◆ **EXERCISE REQUIREMENTS**: An exact copy of every record is needed.

[Part of a data file]
# # # #

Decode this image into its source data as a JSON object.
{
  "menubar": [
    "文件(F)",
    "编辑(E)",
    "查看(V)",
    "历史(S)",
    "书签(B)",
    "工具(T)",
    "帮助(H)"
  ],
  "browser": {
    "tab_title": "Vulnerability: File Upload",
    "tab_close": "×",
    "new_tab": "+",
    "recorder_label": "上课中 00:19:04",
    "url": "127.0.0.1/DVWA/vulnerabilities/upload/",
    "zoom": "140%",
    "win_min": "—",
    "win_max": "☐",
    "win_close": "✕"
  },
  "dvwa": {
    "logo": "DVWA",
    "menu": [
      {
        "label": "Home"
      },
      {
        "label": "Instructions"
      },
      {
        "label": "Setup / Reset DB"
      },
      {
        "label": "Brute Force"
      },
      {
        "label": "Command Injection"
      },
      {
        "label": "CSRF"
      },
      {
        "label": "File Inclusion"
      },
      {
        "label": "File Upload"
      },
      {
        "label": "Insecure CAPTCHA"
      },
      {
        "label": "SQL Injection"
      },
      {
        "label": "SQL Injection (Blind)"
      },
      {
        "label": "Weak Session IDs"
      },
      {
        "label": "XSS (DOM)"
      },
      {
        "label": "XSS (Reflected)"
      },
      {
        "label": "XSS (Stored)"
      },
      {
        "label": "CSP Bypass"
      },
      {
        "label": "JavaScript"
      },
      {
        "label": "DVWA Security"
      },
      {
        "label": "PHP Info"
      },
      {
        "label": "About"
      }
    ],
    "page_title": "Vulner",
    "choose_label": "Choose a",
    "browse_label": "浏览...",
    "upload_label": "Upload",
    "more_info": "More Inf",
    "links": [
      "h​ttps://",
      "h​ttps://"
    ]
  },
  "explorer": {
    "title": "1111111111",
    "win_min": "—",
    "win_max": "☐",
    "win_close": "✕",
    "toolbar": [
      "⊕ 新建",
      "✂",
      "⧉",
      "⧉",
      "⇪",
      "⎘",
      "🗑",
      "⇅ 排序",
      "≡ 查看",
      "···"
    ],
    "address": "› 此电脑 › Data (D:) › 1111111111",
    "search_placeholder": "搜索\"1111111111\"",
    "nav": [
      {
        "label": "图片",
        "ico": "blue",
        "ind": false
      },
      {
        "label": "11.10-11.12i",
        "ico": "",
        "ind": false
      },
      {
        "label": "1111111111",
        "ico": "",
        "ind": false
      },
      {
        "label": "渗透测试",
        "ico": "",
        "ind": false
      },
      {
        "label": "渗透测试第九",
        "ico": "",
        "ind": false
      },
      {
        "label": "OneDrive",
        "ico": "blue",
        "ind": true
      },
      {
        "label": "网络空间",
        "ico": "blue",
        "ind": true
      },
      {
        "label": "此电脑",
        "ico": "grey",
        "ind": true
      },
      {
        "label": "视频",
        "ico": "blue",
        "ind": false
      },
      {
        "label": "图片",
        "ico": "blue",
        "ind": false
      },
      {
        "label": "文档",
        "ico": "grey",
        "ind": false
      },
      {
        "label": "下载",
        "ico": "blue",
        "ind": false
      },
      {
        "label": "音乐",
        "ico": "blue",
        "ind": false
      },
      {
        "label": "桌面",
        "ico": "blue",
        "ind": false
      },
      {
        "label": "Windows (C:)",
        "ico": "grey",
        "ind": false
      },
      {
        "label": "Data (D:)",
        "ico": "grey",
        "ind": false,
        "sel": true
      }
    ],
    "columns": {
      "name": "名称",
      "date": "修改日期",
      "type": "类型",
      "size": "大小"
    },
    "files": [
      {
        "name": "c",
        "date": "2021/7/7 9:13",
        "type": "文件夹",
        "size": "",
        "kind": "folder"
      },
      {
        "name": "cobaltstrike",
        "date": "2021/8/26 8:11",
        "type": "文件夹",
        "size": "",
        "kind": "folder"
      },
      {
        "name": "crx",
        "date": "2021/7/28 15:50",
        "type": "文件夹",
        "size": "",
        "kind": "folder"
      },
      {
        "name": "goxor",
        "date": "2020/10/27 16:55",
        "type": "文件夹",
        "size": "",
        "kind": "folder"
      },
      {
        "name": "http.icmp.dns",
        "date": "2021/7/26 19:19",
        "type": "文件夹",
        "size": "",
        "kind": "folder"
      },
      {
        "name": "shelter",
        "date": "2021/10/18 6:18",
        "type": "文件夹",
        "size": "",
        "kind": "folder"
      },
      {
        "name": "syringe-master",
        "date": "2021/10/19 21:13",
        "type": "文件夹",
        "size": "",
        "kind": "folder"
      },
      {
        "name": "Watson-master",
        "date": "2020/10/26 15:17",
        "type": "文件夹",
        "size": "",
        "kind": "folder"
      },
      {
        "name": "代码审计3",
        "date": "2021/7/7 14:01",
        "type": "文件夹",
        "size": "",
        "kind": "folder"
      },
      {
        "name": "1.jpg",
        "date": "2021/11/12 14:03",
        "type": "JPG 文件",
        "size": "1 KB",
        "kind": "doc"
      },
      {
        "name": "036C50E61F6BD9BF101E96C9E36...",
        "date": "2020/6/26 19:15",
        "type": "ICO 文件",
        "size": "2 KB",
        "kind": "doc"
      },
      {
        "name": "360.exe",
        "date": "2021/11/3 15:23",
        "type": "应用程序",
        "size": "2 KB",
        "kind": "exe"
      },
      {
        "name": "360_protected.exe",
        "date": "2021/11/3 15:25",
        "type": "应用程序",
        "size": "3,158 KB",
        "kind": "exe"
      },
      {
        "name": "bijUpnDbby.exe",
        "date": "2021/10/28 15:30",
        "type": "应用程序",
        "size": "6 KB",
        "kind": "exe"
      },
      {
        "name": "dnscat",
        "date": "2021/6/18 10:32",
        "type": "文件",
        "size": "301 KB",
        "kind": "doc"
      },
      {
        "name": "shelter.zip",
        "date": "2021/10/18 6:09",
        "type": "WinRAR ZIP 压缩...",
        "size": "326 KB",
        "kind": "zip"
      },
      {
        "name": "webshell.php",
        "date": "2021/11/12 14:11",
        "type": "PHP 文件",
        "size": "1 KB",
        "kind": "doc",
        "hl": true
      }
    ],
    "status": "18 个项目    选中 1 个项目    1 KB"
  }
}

# # # #

◆ **ANSWER BELOW**:
Decode this image into its source data as a JSON object.
{
  "menubar": [
    "文件(F)",
    "编辑(E)",
    "查看(V)",
    "历史(S)",
    "书签(B)",
    "工具(T)",
    "帮助(H)"
  ],
  "browser": {
    "tab_title": "Vulnerability: File Upload",
    "tab_close": "×",
    "new_tab": "+",
    "recorder_label": "上课中 00:19:04",
    "url": "127.0.0.1/DVWA/vulnerabilities/upload/",
    "zoom": "140%",
    "win_min": "—",
    "win_max": "☐",
    "win_close": "✕"
  },
  "dvwa": {
    "logo": "DVWA",
    "menu": [
      {
        "label": "Home"
      },
      {
        "label": "Instructions"
      },
      {
        "label": "Setup / Reset DB"
      },
      {
        "label": "Brute Force"
      },
      {
        "label": "Command Injection"
      },
      {
        "label": "CSRF"
      },
      {
        "label": "File Inclusion"
      },
      {
        "label": "File Upload"
      },
      {
        "label": "Insecure CAPTCHA"
      },
      {
        "label": "SQL Injection"
      },
      {
        "label": "SQL Injection (Blind)"
      },
      {
        "label": "Weak Session IDs"
      },
      {
        "label": "XSS (DOM)"
      },
      {
        "label": "XSS (Reflected)"
      },
      {
        "label": "XSS (Stored)"
      },
      {
        "label": "CSP Bypass"
      },
      {
        "label": "JavaScript"
      },
      {
        "label": "DVWA Security"
      },
      {
        "label": "PHP Info"
      },
      {
        "label": "About"
      }
    ],
    "page_title": "Vulner",
    "choose_label": "Choose a",
    "browse_label": "浏览...",
    "upload_label": "Upload",
    "more_info": "More Inf",
    "links": [
      "h​ttps://",
      "h​ttps://"
    ]
  },
  "explorer": {
    "title": "1111111111",
    "win_min": "—",
    "win_max": "☐",
    "win_close": "✕",
    "toolbar": [
      "⊕ 新建",
      "✂",
      "⧉",
      "⧉",
      "⇪",
      "⎘",
      "🗑",
      "⇅ 排序",
      "≡ 查看",
      "···"
    ],
    "address": "› 此电脑 › Data (D:) › 1111111111",
    "search_placeholder": "搜索\"1111111111\"",
    "nav": [
      {
        "label": "图片",
        "ico": "blue",
        "ind": false
      },
      {
        "label": "11.10-11.12i",
        "ico": "",
        "ind": false
      },
      {
        "label": "1111111111",
        "ico": "",
        "ind": false
      },
      {
        "label": "渗透测试",
        "ico": "",
        "ind": false
      },
      {
        "label": "渗透测试第九",
        "ico": "",
        "ind": false
      },
      {
        "label": "OneDrive",
        "ico": "blue",
        "ind": true
      },
      {
        "label": "网络空间",
        "ico": "blue",
        "ind": true
      },
      {
        "label": "此电脑",
        "ico": "grey",
        "ind": true
      },
      {
        "label": "视频",
        "ico": "blue",
        "ind": false
      },
      {
        "label": "图片",
        "ico": "blue",
        "ind": false
      },
      {
        "label": "文档",
        "ico": "grey",
        "ind": false
      },
      {
        "label": "下载",
        "ico": "blue",
        "ind": false
      },
      {
        "label": "音乐",
        "ico": "blue",
        "ind": false
      },
      {
        "label": "桌面",
        "ico": "blue",
        "ind": false
      },
      {
        "label": "Windows (C:)",
        "ico": "grey",
        "ind": false
      },
      {
        "label": "Data (D:)",
        "ico": "grey",
        "ind": false,
        "sel": true
      }
    ],
    "columns": {
      "name": "名称",
      "date": "修改日期",
      "type": "类型",
      "size": "大小"
    },
    "files": [
      {
        "name": "c",
        "date": "2021/7/7 9:13",
        "type": "文件夹",
        "size": "",
        "kind": "folder"
      },
      {
        "name": "cobaltstrike",
        "date": "2021/8/26 8:11",
        "type": "文件夹",
        "size": "",
        "kind": "folder"
      },
      {
        "name": "crx",
        "date": "2021/7/28 15:50",
        "type": "文件夹",
        "size": "",
        "kind": "folder"
      },
      {
        "name": "goxor",
        "date": "2020/10/27 16:55",
        "type": "文件夹",
        "size": "",
        "kind": "folder"
      },
      {
        "name": "http.icmp.dns",
        "date": "2021/7/26 19:19",
        "type": "文件夹",
        "size": "",
        "kind": "folder"
      },
      {
        "name": "shelter",
        "date": "2021/10/18 6:18",
        "type": "文件夹",
        "size": "",
        "kind": "folder"
      },
      {
        "name": "syringe-master",
        "date": "2021/10/19 21:13",
        "type": "文件夹",
        "size": "",
        "kind": "folder"
      },
      {
        "name": "Watson-master",
        "date": "2020/10/26 15:17",
        "type": "文件夹",
        "size": "",
        "kind": "folder"
      },
      {
        "name": "代码审计3",
        "date": "2021/7/7 14:01",
        "type": "文件夹",
        "size": "",
        "kind": "folder"
      },
      {
        "name": "1.jpg",
        "date": "2021/11/12 14:03",
        "type": "JPG 文件",
        "size": "1 KB",
        "kind": "doc"
      },
      {
        "name": "036C50E61F6BD9BF101E96C9E36...",
        "date": "2020/6/26 19:15",
        "type": "ICO 文件",
        "size": "2 KB",
        "kind": "doc"
      },
      {
        "name": "360.exe",
        "date": "2021/11/3 15:23",
        "type": "应用程序",
        "size": "2 KB",
        "kind": "exe"
      },
      {
        "name": "360_protected.exe",
        "date": "2021/11/3 15:25",
        "type": "应用程序",
        "size": "3,158 KB",
        "kind": "exe"
      },
      {
        "name": "bijUpnDbby.exe",
        "date": "2021/10/28 15:30",
        "type": "应用程序",
        "size": "6 KB",
        "kind": "exe"
      },
      {
        "name": "dnscat",
        "date": "2021/6/18 10:32",
        "type": "文件",
        "size": "301 KB",
        "kind": "doc"
      },
      {
        "name": "shelter.zip",
        "date": "2021/10/18 6:09",
        "type": "WinRAR ZIP 压缩...",
        "size": "326 KB",
        "kind": "zip"
      },
      {
        "name": "webshell.php",
        "date": "2021/11/12 14:11",
        "type": "PHP 文件",
        "size": "1 KB",
        "kind": "doc",
        "hl": true
      }
    ],
    "status": "18 个项目    选中 1 个项目    1 KB"
  }
}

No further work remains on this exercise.